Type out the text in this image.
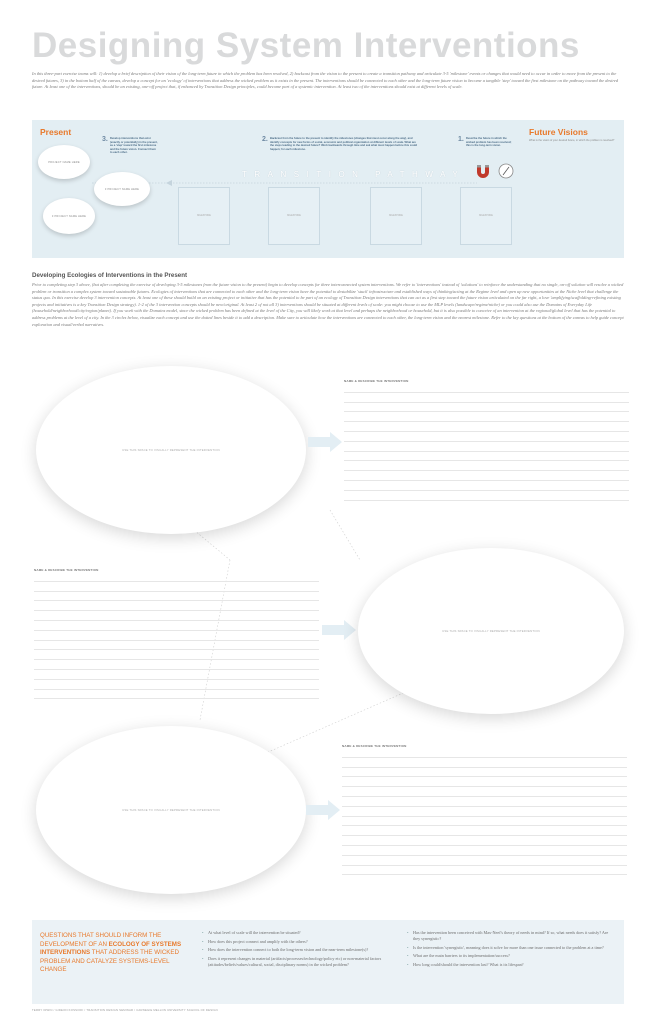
Designing System Interventions
In this three-part exercise teams will: 1) develop a brief description of their vision of the long-term future in which the problem has been resolved, 2) backcast from the vision to the present to create a transition pathway and articulate 3-5 'milestone' events or changes that would need to occur in order to move from the present to the desired futures, 3) in the bottom half of the canvas, develop a concept for an 'ecology' of interventions that address the wicked problem as it exists in the present. The interventions should be connected to each other and the long-term future vision to become a tangible 'step' toward the first milestone on the pathway toward the desired future. At least one of the interventions, should be an existing, one-off project that, if enhanced by Transition Design principles, could become part of a systemic intervention. At least two of the interventions should exist at different levels of scale.
Present	Future Visions
What is the vision of your desired future, in which the problem is resolved?
3. Develop interventions that exist (exactly or potentially) in the present, as a 'step' toward the first milestone and the future vision. Connect them to each other.
2. Backcast from the future to the present to identify the milestones (changes that must occur along the way), and identify concepts for new forms of social, economic and political organization at different levels of scale. What are the steps leading to the desired future? Work backwards through time and ask what must happen before this could happen; for each milestone.
1. Describe the future in which the wicked problem has been resolved; this is the long-term vision.
PROJECT NAME HERE
3 PROJECT NAME HERE
3 PROJECT NAME HERE
TRANSITION PATHWAY
MILESTONE	MILESTONE	MILESTONE	MILESTONE
Developing Ecologies of Interventions in the Present
Prior to completing step 3 above, (but after completing the exercise of developing 3-5 milestones from the future vision to the present) begin to develop concepts for three interconnected system interventions. We refer to 'interventions' instead of 'solutions' to reinforce the understanding that no single, on-off solution will resolve a wicked problem or transition a complex system toward sustainable futures. Ecologies of interventions that are connected to each other and the long-term vision have the potential to destabilize 'stuck' infrastructure and established ways of thinking/acting at the Regime level and open up new opportunities at the Niche level that challenge the status quo. In this exercise develop 3 intervention concepts. At least one of these should build on an existing project or initiative that has the potential to be part of an ecology of Transition Design interventions that can act as a first step toward the future vision articulated on the far right, a love 'amplifying/scaffolding-refining existing projects and initiatives is a key Transition Design strategy). 1-2 of the 3 intervention concepts should be new/original. At least 2 of not all 3) interventions should be situated at different levels of scale: you might choose to use the MLP levels (landscape/regime/niche) or you could also use the Domains of Everyday Life (household/neighborhood/city/region/planet). If you work with the Domains model, since the wicked problem has been defined at the level of the City, you will likely work at that level and perhaps the neighborhood or household, but it is also possible to conceive of an intervention at the regional/global level that has the potential to address problems at the level of a city. In the 3 circles below, visualize each concept and use the dotted lines beside it to add a description. Make sure to articulate how the interventions are connected to each other, the long-term vision and the nearest milestone. Refer to the key questions at the bottom of the canvas to help guide concept exploration and visual/verbal narratives.
USE THIS SPACE TO VISUALLY REPRESENT THE INTERVENTION
NAME & DESCRIBE THE INTERVENTION
NAME & DESCRIBE THE INTERVENTION
USE THIS SPACE TO VISUALLY REPRESENT THE INTERVENTION
USE THIS SPACE TO VISUALLY REPRESENT THE INTERVENTION
NAME & DESCRIBE THE INTERVENTION
QUESTIONS THAT SHOULD INFORM THE DEVELOPMENT OF AN ECOLOGY OF SYSTEMS INTERVENTIONS THAT ADDRESS THE WICKED PROBLEM AND CATALYZE SYSTEMS-LEVEL CHANGE
• At what level of scale will the intervention be situated?
• How does this project connect and amplify with the others?
• How does the intervention connect to both the long-term vision and the near-term milestone(s)?
• Does it represent changes in material (artifacts/processes/technology/policy etc) or non-material factors (attitudes/beliefs/values/cultural, social, disciplinary norms) in the wicked problem?
• Has the intervention been conceived with Max-Neef's theory of needs in mind? If so, what needs does it satisfy? Are they synergistic?
• Is the intervention 'synergistic', meaning does it solve for more than one issue connected to the problem at a time?
• What are the main barriers to its implementation/success?
• How long could/should the intervention last? What is its lifespan?
TERRY IRWIN / GIDEON KOSSOFF / TRANSITION DESIGN SEMINAR / CARNEGIE MELLON UNIVERSITY SCHOOL OF DESIGN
************
• _SHORT PROBLEM_
Quote the material exactly. Pictures stay out.

• _RESPONSE TO THIS TASK_
Type out the text in this image.
Designing System Interventions
In this three-part exercise teams will: 1) develop a brief description of their vision of the long-term future in which the problem has been resolved, 2) backcast from the vision to the present to create a transition pathway and articulate 3-5 'milestone' events or changes that would need to occur in order to move from the present to the desired futures, 3) in the bottom half of the canvas, develop a concept for an 'ecology' of interventions that address the wicked problem as it exists in the present. The interventions should be connected to each other and the long-term future vision to become a tangible 'step' toward the first milestone on the pathway toward the desired future. At least one of the interventions, should be an existing, one-off project that, if enhanced by Transition Design principles, could become part of a systemic intervention. At least two of the interventions should exist at different levels of scale.
Present	Future Visions
What is the vision of your desired future, in which the problem is resolved?
3. Develop interventions that exist (exactly or potentially) in the present, as a 'step' toward the first milestone and the future vision. Connect them to each other.
2. Backcast from the future to the present to identify the milestones (changes that must occur along the way), and identify concepts for new forms of social, economic and political organization at different levels of scale. What are the steps leading to the desired future? Work backwards through time and ask what must happen before this could happen; for each milestone.
1. Describe the future in which the wicked problem has been resolved; this is the long-term vision.
PROJECT NAME HERE
3 PROJECT NAME HERE
3 PROJECT NAME HERE
TRANSITION PATHWAY
MILESTONE	MILESTONE	MILESTONE	MILESTONE
Developing Ecologies of Interventions in the Present
Prior to completing step 3 above, (but after completing the exercise of developing 3-5 milestones from the future vision to the present) begin to develop concepts for three interconnected system interventions. We refer to 'interventions' instead of 'solutions' to reinforce the understanding that no single, on-off solution will resolve a wicked problem or transition a complex system toward sustainable futures. Ecologies of interventions that are connected to each other and the long-term vision have the potential to destabilize 'stuck' infrastructure and established ways of thinking/acting at the Regime level and open up new opportunities at the Niche level that challenge the status quo. In this exercise develop 3 intervention concepts. At least one of these should build on an existing project or initiative that has the potential to be part of an ecology of Transition Design interventions that can act as a first step toward the future vision articulated on the far right, a love 'amplifying/scaffolding-refining existing projects and initiatives is a key Transition Design strategy). 1-2 of the 3 intervention concepts should be new/original. At least 2 of not all 3) interventions should be situated at different levels of scale: you might choose to use the MLP levels (landscape/regime/niche) or you could also use the Domains of Everyday Life (household/neighborhood/city/region/planet). If you work with the Domains model, since the wicked problem has been defined at the level of the City, you will likely work at that level and perhaps the neighborhood or household, but it is also possible to conceive of an intervention at the regional/global level that has the potential to address problems at the level of a city. In the 3 circles below, visualize each concept and use the dotted lines beside it to add a description. Make sure to articulate how the interventions are connected to each other, the long-term vision and the nearest milestone. Refer to the key questions at the bottom of the canvas to help guide concept exploration and visual/verbal narratives.
USE THIS SPACE TO VISUALLY REPRESENT THE INTERVENTION
NAME & DESCRIBE THE INTERVENTION
NAME & DESCRIBE THE INTERVENTION
USE THIS SPACE TO VISUALLY REPRESENT THE INTERVENTION
USE THIS SPACE TO VISUALLY REPRESENT THE INTERVENTION
NAME & DESCRIBE THE INTERVENTION
QUESTIONS THAT SHOULD INFORM THE DEVELOPMENT OF AN ECOLOGY OF SYSTEMS INTERVENTIONS THAT ADDRESS THE WICKED PROBLEM AND CATALYZE SYSTEMS-LEVEL CHANGE
• At what level of scale will the intervention be situated?
• How does this project connect and amplify with the others?
• How does the intervention connect to both the long-term vision and the near-term milestone(s)?
• Does it represent changes in material (artifacts/processes/technology/policy etc) or non-material factors (attitudes/beliefs/values/cultural, social, disciplinary norms) in the wicked problem?
• Has the intervention been conceived with Max-Neef's theory of needs in mind? If so, what needs does it satisfy? Are they synergistic?
• Is the intervention 'synergistic', meaning does it solve for more than one issue connected to the problem at a time?
• What are the main barriers to its implementation/success?
• How long could/should the intervention last? What is its lifespan?
TERRY IRWIN / GIDEON KOSSOFF / TRANSITION DESIGN SEMINAR / CARNEGIE MELLON UNIVERSITY SCHOOL OF DESIGN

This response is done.